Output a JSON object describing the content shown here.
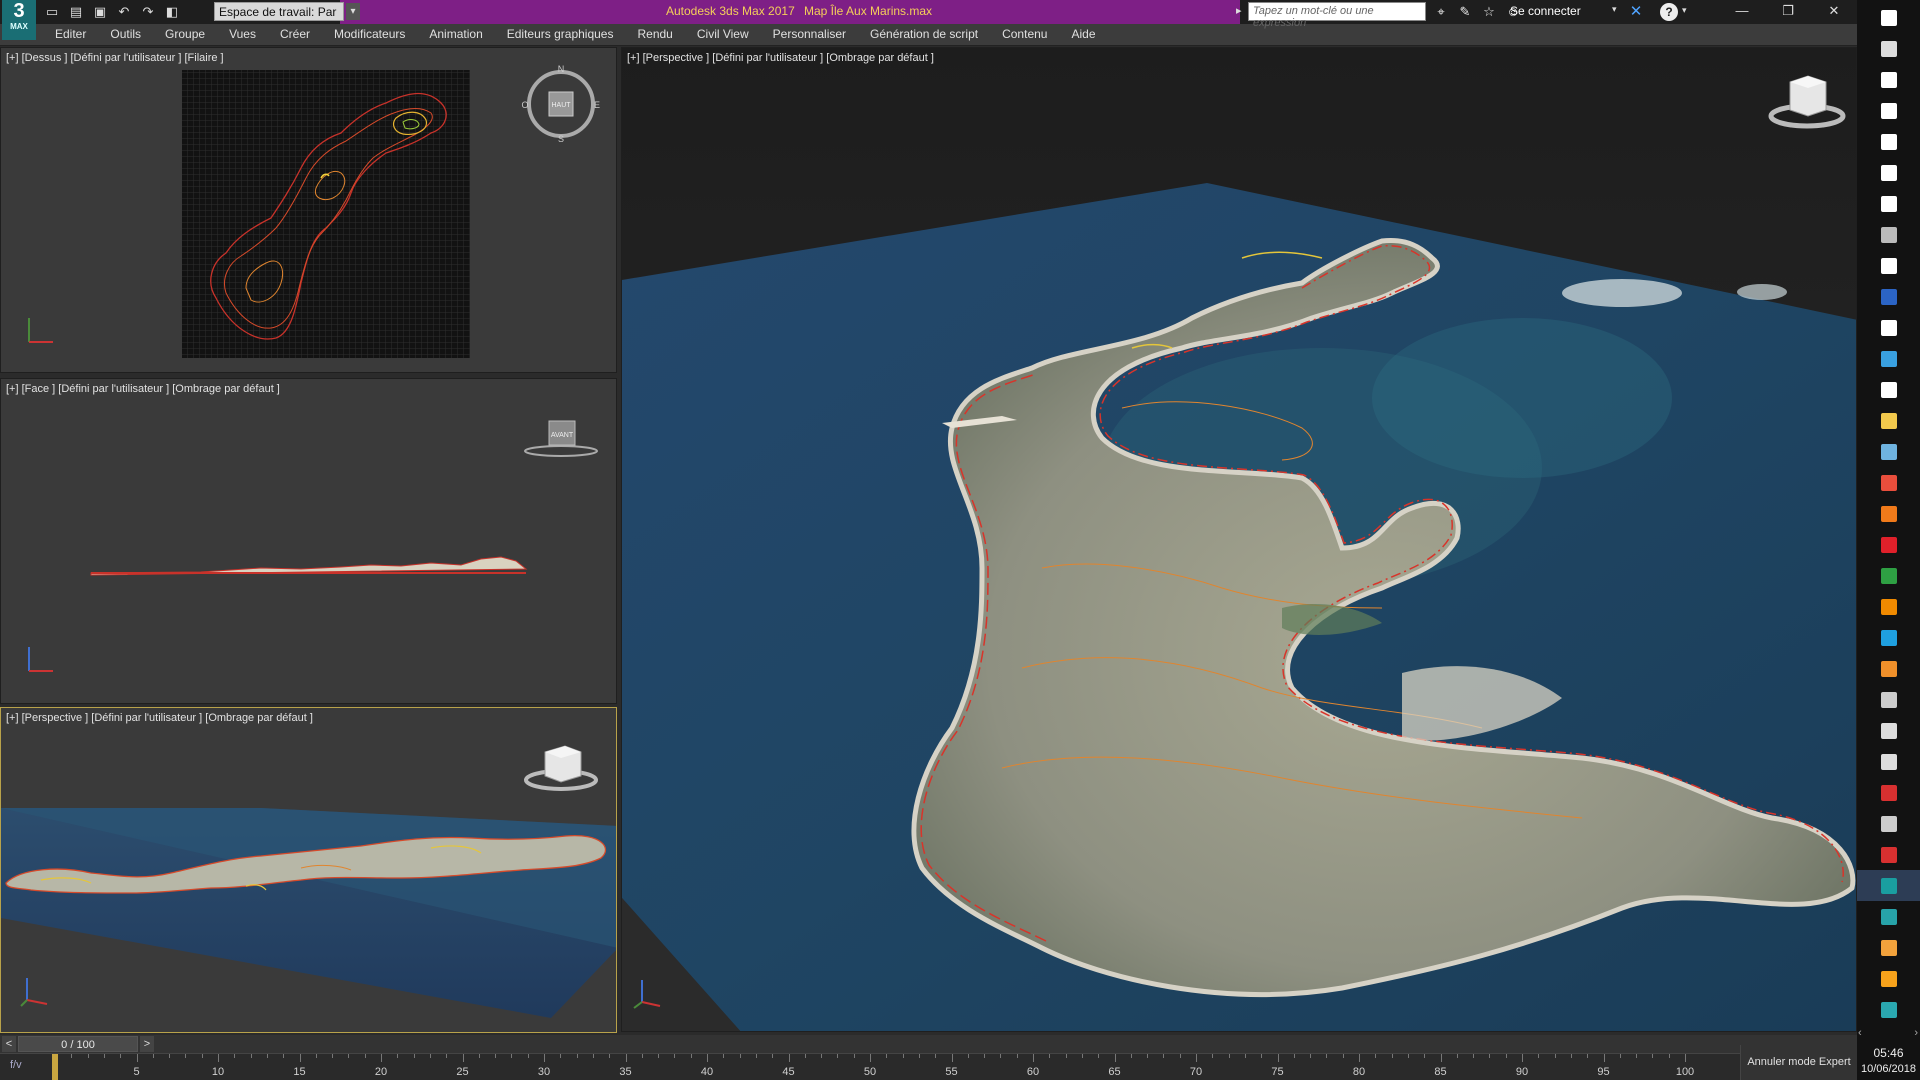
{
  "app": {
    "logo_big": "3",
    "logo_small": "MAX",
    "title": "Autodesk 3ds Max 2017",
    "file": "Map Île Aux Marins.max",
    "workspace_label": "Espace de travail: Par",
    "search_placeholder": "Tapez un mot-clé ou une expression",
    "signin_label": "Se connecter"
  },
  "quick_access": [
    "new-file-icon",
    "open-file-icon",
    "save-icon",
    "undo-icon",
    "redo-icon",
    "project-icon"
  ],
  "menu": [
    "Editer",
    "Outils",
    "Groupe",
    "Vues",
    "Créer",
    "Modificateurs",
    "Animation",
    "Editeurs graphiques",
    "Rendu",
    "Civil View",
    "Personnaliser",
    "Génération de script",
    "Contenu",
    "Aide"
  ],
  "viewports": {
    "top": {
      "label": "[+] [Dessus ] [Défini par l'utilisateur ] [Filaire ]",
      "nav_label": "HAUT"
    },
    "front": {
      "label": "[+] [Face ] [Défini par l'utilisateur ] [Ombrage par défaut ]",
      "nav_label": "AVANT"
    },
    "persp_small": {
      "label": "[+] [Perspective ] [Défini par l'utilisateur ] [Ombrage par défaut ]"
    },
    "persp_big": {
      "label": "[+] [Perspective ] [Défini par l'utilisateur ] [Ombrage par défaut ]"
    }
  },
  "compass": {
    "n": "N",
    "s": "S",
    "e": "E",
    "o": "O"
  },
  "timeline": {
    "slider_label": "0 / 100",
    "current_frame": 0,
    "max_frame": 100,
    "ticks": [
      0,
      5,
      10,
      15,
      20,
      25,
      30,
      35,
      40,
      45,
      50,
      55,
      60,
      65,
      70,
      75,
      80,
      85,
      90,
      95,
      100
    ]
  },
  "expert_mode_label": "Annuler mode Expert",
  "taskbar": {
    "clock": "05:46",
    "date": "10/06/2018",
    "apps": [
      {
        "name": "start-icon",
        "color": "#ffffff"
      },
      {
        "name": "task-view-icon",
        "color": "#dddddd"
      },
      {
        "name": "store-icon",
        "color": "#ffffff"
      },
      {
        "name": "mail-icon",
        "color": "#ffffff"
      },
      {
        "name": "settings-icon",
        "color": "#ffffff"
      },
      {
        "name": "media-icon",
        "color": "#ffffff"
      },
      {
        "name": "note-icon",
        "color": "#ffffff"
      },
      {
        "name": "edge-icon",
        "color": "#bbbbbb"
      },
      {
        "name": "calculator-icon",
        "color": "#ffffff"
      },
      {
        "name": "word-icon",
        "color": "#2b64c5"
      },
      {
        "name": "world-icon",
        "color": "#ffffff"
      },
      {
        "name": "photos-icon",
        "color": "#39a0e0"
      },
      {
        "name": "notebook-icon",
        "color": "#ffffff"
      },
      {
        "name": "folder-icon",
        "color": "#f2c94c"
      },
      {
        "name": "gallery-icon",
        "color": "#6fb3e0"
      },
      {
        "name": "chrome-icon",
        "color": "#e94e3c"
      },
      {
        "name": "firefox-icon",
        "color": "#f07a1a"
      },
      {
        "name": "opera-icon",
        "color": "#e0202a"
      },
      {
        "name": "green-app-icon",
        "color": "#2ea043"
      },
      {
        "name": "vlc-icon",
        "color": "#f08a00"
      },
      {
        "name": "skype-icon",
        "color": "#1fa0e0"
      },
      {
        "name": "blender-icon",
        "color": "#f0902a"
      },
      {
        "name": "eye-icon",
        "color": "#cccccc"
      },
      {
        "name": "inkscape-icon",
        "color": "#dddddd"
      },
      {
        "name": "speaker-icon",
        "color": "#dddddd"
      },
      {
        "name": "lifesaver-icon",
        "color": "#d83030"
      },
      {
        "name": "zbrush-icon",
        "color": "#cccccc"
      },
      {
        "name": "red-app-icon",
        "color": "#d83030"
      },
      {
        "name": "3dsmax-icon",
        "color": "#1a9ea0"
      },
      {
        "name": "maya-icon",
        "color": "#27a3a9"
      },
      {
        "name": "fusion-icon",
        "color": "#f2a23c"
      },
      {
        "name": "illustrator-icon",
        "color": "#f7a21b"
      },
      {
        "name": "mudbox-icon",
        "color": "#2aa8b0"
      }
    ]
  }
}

...

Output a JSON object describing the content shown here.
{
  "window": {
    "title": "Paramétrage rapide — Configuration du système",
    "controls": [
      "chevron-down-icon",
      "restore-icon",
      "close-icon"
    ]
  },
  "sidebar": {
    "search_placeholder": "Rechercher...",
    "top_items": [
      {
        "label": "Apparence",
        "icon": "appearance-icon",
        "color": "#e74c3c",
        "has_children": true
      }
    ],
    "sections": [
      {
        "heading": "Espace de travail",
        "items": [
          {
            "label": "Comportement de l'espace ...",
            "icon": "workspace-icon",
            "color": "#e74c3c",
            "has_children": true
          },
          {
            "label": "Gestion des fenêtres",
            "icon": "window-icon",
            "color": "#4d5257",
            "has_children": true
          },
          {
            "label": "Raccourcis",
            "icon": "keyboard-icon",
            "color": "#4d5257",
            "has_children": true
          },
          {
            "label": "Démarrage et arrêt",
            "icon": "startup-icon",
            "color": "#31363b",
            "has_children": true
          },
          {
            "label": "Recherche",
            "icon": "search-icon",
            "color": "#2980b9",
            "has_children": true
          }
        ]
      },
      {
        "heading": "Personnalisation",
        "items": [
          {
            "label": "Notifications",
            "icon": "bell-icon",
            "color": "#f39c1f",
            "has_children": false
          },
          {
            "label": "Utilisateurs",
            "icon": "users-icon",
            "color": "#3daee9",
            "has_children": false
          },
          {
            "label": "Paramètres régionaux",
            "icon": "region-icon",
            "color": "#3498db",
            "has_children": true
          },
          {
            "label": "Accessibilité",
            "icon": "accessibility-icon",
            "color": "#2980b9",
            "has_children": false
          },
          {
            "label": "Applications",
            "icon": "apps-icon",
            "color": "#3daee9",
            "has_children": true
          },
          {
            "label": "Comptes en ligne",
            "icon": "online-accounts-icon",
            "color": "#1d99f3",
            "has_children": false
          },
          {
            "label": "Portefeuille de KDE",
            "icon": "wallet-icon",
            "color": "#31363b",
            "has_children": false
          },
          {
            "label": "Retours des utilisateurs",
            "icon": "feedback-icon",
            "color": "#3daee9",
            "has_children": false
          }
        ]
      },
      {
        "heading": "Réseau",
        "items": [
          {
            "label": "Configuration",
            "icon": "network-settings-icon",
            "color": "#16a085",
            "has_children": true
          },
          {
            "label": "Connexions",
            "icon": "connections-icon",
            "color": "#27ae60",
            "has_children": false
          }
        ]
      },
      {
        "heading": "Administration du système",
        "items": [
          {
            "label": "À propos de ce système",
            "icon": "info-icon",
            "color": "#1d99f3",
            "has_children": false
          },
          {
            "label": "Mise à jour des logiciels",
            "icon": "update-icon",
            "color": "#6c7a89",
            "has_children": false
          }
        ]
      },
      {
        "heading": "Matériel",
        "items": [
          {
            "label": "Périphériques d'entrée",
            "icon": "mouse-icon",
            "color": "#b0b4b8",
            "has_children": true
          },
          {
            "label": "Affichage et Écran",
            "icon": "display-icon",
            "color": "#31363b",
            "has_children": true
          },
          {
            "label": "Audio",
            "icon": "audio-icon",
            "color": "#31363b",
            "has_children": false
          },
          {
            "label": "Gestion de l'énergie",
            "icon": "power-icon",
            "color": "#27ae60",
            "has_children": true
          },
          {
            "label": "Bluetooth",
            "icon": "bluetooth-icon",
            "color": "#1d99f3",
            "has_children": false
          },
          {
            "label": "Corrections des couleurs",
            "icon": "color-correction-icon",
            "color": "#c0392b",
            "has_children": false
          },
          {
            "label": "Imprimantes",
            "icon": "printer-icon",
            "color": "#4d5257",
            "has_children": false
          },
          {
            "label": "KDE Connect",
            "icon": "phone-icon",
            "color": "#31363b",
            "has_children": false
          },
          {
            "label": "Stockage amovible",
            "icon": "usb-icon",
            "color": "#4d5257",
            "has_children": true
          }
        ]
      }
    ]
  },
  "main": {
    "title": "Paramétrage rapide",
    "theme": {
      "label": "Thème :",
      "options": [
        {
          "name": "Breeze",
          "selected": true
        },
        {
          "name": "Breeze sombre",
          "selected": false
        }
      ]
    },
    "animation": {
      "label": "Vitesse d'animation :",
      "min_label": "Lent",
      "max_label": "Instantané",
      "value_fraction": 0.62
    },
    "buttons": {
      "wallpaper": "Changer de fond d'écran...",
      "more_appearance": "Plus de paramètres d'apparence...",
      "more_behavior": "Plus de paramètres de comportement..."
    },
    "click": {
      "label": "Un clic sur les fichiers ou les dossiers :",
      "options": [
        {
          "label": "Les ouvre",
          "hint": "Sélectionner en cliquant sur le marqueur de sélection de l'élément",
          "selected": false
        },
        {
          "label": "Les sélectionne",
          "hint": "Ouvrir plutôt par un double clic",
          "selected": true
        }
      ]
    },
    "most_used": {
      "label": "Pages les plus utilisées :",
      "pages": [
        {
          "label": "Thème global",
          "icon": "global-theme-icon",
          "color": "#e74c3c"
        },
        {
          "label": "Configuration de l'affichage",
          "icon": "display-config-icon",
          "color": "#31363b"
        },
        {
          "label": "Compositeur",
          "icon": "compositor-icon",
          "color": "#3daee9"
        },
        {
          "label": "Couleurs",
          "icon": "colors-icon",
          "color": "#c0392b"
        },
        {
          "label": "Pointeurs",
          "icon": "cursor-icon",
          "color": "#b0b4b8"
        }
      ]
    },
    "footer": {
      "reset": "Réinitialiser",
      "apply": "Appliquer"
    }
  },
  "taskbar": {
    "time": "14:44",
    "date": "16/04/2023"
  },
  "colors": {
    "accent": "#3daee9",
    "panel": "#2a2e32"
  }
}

_Exercise prompt_
Which lines in the records above contain the string "Configuration"? Copy each one.

_Solved problem_
    "title": "Paramétrage rapide — Configuration du système",
            "label": "Configuration",
          "label": "Configuration de l'affichage",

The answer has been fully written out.